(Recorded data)
***

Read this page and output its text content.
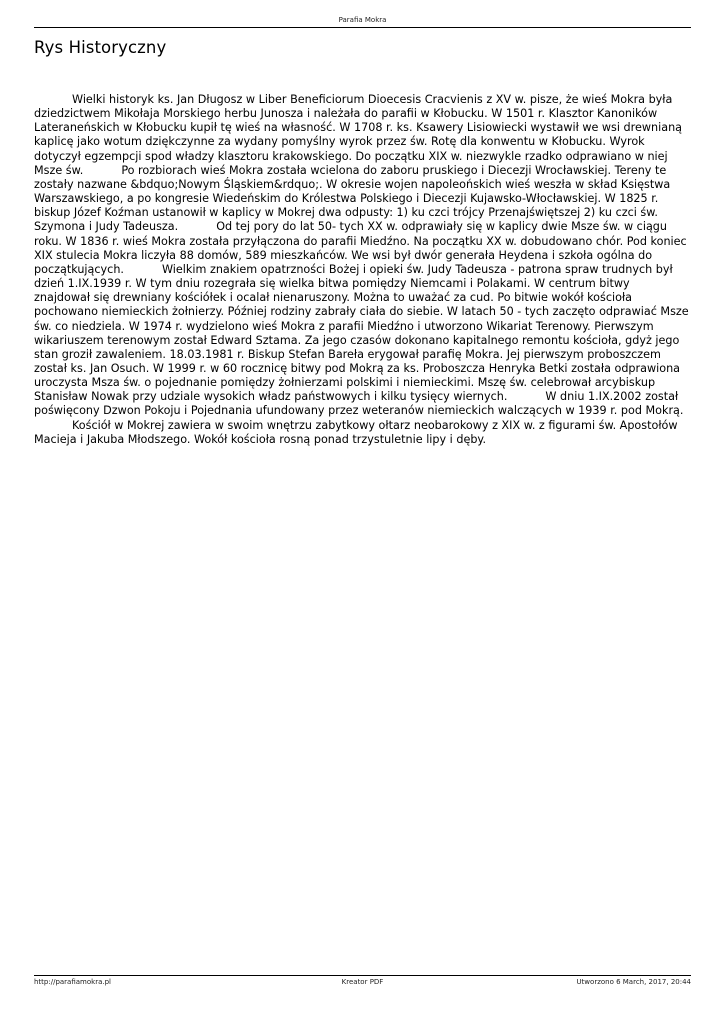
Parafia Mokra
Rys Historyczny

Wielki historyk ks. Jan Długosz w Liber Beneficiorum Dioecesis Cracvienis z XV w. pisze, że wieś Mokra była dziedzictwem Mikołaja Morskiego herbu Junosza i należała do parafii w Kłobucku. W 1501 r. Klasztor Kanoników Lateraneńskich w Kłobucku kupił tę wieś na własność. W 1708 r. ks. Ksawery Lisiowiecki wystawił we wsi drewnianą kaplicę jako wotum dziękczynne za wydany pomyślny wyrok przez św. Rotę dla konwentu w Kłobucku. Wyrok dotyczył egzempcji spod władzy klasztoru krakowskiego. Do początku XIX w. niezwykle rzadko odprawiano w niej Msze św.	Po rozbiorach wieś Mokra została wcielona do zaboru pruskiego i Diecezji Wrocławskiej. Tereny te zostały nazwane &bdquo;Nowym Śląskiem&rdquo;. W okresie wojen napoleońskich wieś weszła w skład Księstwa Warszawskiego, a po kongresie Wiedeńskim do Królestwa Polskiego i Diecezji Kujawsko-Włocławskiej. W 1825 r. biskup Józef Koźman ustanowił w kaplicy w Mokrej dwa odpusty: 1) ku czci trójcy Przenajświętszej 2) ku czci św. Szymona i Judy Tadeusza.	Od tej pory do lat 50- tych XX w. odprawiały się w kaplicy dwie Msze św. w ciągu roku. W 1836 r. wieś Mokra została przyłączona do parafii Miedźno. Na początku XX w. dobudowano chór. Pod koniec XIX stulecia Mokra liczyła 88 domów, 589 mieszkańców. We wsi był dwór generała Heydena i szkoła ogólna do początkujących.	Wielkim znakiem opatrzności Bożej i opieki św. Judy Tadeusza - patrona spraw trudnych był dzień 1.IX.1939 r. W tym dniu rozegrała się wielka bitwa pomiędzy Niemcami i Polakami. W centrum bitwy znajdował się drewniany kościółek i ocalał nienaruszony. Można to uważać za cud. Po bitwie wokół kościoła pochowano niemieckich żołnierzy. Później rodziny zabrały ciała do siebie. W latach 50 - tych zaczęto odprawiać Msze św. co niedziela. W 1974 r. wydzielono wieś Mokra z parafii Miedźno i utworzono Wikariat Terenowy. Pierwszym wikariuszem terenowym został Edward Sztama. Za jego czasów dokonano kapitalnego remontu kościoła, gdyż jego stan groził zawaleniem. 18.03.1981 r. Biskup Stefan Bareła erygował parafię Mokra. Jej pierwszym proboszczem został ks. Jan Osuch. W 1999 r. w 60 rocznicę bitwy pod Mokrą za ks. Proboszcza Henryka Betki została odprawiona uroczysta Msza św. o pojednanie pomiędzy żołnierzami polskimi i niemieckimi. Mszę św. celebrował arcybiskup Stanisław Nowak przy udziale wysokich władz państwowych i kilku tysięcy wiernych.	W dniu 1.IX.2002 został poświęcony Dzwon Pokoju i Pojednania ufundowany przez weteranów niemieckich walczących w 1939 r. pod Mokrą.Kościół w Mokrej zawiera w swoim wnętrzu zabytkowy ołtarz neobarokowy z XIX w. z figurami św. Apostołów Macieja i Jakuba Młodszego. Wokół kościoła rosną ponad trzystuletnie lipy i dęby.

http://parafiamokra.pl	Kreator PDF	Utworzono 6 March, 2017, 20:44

***

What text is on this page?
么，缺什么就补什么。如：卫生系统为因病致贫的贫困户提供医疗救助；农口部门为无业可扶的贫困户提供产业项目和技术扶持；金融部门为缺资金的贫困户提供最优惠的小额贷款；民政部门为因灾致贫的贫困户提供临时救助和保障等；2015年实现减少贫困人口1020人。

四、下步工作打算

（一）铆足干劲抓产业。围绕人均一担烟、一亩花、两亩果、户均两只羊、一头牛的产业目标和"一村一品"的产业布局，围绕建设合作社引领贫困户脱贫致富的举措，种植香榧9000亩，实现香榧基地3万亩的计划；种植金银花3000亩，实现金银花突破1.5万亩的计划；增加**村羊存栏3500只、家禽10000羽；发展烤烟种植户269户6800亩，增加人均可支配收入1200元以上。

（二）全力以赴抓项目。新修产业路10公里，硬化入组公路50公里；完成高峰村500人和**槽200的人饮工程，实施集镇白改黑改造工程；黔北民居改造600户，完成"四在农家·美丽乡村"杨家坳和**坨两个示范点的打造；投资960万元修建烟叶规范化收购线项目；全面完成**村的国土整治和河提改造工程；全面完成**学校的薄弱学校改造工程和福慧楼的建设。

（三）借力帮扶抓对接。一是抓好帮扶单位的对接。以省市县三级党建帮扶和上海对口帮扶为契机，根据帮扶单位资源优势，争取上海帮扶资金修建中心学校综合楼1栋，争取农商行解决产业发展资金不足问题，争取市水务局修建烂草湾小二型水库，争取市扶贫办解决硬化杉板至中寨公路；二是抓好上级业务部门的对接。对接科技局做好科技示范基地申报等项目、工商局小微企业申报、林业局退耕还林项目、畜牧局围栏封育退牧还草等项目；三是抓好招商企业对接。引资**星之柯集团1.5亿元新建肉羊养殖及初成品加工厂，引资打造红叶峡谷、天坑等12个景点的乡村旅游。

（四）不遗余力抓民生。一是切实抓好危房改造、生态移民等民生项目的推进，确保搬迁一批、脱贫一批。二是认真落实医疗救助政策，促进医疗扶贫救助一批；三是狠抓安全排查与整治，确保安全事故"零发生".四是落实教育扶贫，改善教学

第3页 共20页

***

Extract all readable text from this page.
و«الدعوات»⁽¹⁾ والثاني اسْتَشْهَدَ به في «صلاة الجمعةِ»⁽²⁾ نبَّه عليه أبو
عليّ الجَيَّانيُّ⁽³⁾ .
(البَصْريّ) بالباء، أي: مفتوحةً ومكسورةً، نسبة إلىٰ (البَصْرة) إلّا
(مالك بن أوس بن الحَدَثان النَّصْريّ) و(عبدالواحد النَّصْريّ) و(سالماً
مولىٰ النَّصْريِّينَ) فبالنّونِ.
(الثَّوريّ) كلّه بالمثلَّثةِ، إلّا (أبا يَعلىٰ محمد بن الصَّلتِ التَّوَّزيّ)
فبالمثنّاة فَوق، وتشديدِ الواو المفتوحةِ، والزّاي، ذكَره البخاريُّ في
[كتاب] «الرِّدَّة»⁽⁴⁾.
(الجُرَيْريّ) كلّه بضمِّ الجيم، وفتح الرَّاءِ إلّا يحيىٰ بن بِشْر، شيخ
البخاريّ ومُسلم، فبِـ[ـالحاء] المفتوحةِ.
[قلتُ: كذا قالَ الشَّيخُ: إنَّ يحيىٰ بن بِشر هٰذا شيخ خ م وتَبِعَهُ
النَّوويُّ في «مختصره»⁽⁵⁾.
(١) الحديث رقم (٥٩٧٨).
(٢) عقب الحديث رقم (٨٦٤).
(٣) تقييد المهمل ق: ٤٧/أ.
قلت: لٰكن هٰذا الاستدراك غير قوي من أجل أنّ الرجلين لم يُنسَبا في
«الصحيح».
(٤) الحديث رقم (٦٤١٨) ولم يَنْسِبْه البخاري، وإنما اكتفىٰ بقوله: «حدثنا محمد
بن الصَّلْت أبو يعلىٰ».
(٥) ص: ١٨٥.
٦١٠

***

• Your instructions: Show every line that contains the word "المفتوحة".

• Completed task:
فبالمثنّاة فَوق، وتشديدِ الواو المفتوحةِ، والزّاي، ذكَره البخاريُّ في
البخاريّ ومُسلم، فبِـ[ـالحاء] المفتوحةِ.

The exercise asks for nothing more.